### WHAT NEEDS TO BE DONE
In the entries below, find the lines with the word "Настройка" and copy them.
— start of RECORDS FOR THIS EXERCISE —
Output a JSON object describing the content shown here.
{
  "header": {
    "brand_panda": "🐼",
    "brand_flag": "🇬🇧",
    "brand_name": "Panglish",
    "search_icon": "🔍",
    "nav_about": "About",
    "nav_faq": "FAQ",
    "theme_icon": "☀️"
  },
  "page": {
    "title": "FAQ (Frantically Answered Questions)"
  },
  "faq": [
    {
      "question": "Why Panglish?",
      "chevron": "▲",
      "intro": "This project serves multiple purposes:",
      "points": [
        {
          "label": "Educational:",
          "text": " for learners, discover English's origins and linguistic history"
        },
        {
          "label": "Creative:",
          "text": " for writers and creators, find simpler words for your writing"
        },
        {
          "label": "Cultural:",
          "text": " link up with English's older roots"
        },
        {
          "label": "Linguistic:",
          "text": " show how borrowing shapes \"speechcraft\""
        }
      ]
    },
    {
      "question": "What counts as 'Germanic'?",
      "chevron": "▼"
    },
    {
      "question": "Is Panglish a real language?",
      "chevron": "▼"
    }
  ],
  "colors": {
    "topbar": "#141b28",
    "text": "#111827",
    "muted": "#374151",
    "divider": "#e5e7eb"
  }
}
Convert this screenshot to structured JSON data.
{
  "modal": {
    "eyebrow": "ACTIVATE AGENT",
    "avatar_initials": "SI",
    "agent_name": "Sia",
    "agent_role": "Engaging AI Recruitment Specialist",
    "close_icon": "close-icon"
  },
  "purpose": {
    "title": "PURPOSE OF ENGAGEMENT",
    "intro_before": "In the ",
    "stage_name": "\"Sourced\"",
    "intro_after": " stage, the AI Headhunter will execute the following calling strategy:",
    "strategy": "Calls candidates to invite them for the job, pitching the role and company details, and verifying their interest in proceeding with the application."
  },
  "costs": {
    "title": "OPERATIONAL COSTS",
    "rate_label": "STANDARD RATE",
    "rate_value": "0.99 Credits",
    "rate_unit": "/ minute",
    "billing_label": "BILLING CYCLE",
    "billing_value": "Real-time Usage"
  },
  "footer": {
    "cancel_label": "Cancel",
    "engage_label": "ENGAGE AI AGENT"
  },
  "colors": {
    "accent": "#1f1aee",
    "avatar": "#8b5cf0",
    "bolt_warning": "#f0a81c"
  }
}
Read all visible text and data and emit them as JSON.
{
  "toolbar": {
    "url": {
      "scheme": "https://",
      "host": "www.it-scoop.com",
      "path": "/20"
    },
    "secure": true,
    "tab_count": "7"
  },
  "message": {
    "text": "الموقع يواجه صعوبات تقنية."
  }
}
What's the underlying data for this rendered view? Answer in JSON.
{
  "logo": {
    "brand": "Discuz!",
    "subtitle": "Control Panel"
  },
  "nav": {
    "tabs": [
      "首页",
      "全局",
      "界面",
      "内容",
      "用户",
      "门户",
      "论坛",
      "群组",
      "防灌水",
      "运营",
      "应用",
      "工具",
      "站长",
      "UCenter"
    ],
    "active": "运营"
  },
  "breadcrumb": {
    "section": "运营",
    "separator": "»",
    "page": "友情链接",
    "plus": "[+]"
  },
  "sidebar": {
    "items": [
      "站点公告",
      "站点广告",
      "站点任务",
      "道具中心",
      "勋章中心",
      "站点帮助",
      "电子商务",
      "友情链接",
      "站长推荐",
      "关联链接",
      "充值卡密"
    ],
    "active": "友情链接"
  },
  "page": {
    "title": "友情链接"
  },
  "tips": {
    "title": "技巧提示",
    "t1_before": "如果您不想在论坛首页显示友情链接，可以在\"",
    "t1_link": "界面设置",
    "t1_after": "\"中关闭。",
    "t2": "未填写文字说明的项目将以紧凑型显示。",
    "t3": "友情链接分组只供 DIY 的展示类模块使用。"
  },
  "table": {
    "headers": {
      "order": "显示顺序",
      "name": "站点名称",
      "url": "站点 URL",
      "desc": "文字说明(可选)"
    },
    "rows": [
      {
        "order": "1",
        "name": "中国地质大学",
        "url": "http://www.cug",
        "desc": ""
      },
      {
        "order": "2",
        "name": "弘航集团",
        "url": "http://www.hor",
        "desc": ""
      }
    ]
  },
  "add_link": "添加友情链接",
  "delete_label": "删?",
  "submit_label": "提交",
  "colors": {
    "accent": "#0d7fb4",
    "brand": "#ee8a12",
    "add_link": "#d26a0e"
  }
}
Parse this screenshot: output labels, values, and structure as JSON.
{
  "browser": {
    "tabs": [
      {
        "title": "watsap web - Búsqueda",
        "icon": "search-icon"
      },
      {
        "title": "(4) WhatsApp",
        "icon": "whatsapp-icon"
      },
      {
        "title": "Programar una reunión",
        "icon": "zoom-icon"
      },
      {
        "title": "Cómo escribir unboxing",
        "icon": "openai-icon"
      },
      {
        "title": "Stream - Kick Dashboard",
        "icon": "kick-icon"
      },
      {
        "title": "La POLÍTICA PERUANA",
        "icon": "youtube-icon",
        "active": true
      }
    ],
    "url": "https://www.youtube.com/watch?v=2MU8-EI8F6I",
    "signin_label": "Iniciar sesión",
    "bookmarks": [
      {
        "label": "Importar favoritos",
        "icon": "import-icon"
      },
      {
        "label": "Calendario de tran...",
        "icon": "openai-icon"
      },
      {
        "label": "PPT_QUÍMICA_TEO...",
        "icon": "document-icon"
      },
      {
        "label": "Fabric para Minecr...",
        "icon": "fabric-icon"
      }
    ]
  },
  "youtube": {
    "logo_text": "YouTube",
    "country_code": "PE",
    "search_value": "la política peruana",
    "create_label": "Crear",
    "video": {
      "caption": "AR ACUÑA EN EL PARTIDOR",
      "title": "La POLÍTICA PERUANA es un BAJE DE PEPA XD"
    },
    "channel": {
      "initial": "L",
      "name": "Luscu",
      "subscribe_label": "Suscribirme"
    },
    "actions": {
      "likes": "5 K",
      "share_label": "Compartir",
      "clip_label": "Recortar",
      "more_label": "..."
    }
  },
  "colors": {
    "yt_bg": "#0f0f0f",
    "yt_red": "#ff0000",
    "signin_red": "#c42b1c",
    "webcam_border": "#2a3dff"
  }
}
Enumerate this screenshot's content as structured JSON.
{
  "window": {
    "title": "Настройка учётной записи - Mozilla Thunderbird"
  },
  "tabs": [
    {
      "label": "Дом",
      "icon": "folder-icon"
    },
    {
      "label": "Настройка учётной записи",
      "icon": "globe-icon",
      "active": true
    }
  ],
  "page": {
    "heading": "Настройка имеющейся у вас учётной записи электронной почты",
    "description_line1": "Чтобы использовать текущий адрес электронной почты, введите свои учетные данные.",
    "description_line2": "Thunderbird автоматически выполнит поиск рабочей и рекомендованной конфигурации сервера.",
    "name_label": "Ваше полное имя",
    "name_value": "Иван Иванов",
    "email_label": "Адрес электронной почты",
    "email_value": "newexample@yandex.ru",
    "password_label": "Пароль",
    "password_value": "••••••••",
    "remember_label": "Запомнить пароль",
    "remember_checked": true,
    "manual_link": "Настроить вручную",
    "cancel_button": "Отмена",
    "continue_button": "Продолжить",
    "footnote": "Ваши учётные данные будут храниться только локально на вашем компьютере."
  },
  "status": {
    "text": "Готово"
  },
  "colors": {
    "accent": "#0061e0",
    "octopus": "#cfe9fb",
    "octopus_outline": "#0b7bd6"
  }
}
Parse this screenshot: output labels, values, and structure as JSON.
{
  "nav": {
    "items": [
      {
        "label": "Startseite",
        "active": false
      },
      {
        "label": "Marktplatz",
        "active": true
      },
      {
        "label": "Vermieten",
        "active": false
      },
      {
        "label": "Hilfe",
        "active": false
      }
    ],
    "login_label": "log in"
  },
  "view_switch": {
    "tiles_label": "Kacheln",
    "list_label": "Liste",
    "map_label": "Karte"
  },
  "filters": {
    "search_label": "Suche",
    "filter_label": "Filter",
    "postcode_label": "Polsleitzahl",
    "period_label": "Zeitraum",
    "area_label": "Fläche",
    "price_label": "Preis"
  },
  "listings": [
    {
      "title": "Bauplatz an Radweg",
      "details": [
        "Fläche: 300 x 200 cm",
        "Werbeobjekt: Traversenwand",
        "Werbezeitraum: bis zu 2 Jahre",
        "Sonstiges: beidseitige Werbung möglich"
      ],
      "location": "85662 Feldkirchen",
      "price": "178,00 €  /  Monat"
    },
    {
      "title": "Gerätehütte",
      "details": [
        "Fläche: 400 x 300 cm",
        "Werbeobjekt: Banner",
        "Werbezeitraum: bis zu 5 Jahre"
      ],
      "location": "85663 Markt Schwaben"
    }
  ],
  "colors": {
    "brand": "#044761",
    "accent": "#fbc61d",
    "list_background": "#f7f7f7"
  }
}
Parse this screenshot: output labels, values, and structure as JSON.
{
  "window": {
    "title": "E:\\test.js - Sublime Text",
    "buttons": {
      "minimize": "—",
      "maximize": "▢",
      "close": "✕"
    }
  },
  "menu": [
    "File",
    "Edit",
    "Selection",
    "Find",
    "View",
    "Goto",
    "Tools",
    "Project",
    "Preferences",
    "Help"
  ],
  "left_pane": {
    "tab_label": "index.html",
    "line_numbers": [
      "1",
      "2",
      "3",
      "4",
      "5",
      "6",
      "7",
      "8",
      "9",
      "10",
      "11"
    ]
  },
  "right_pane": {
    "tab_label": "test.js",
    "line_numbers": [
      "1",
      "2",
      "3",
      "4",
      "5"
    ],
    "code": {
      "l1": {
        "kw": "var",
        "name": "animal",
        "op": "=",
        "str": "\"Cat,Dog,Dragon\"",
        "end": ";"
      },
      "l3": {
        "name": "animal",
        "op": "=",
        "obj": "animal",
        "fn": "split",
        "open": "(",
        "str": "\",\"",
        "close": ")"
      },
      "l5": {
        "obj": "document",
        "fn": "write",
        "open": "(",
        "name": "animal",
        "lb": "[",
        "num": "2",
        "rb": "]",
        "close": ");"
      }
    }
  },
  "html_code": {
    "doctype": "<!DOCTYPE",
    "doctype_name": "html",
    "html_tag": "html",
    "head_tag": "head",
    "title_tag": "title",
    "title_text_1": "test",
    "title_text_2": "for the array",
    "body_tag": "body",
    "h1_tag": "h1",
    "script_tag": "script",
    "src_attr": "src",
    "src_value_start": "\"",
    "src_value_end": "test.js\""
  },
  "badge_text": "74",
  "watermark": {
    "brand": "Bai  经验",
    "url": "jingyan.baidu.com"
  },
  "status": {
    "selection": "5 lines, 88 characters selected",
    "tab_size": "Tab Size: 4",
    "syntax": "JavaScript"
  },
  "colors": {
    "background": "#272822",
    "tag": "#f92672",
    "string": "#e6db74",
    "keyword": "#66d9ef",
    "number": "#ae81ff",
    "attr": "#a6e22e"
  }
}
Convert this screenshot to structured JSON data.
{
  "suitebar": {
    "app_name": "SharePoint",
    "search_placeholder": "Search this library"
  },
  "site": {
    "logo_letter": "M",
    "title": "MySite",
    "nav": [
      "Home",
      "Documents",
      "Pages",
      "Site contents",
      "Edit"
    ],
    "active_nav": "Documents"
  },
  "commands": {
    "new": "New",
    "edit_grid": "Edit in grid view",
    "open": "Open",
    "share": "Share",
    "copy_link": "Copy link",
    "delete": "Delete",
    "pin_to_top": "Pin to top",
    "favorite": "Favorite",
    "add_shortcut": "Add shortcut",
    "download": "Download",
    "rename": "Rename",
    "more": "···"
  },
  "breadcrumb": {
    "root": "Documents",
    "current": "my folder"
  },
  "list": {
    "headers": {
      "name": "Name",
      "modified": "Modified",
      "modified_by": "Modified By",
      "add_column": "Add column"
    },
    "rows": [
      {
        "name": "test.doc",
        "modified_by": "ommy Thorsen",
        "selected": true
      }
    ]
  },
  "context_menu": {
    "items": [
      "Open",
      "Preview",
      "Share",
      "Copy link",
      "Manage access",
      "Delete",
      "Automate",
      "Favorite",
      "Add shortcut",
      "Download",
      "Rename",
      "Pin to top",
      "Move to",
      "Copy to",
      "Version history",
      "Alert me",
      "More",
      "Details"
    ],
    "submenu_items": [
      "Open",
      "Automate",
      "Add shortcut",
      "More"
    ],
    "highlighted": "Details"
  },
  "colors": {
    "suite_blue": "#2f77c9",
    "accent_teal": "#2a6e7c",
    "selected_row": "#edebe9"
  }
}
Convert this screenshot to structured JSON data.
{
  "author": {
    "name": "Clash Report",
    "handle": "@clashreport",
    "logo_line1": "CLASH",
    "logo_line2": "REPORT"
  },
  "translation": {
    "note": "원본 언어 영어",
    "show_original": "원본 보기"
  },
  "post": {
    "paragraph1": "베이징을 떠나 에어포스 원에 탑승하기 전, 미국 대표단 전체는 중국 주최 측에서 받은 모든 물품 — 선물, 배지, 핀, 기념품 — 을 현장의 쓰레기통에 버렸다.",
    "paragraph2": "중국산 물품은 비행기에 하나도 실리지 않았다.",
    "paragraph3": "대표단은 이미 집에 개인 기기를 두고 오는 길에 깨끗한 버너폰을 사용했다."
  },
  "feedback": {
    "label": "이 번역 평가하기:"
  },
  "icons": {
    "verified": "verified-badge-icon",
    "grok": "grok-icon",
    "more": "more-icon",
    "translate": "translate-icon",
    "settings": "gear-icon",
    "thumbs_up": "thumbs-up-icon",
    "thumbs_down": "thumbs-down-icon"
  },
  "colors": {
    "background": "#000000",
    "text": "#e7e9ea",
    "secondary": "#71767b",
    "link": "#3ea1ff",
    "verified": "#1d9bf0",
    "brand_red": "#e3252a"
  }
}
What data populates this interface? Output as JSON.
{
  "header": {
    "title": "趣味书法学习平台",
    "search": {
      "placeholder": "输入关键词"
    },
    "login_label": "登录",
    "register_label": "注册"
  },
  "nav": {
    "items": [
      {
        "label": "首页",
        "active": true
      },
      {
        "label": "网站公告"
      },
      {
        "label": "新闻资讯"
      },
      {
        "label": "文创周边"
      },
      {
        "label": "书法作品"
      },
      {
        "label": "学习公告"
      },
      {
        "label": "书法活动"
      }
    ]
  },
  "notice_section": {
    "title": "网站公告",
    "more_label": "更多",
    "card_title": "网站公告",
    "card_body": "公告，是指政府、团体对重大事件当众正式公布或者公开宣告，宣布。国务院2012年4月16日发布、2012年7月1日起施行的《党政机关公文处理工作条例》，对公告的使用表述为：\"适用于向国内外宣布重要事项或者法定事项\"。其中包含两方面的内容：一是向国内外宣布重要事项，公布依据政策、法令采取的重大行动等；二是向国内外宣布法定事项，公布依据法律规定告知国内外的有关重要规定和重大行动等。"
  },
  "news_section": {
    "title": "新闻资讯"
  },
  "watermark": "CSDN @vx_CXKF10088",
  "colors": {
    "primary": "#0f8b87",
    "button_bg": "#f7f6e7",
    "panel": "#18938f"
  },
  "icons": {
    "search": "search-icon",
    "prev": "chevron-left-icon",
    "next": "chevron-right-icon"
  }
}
— end of RECORDS FOR THIS EXERCISE —
### RESPONSE TO THIS EXERCISE
    "title": "Настройка учётной записи - Mozilla Thunderbird"
      "label": "Настройка учётной записи",
    "heading": "Настройка имеющейся у вас учётной записи электронной почты",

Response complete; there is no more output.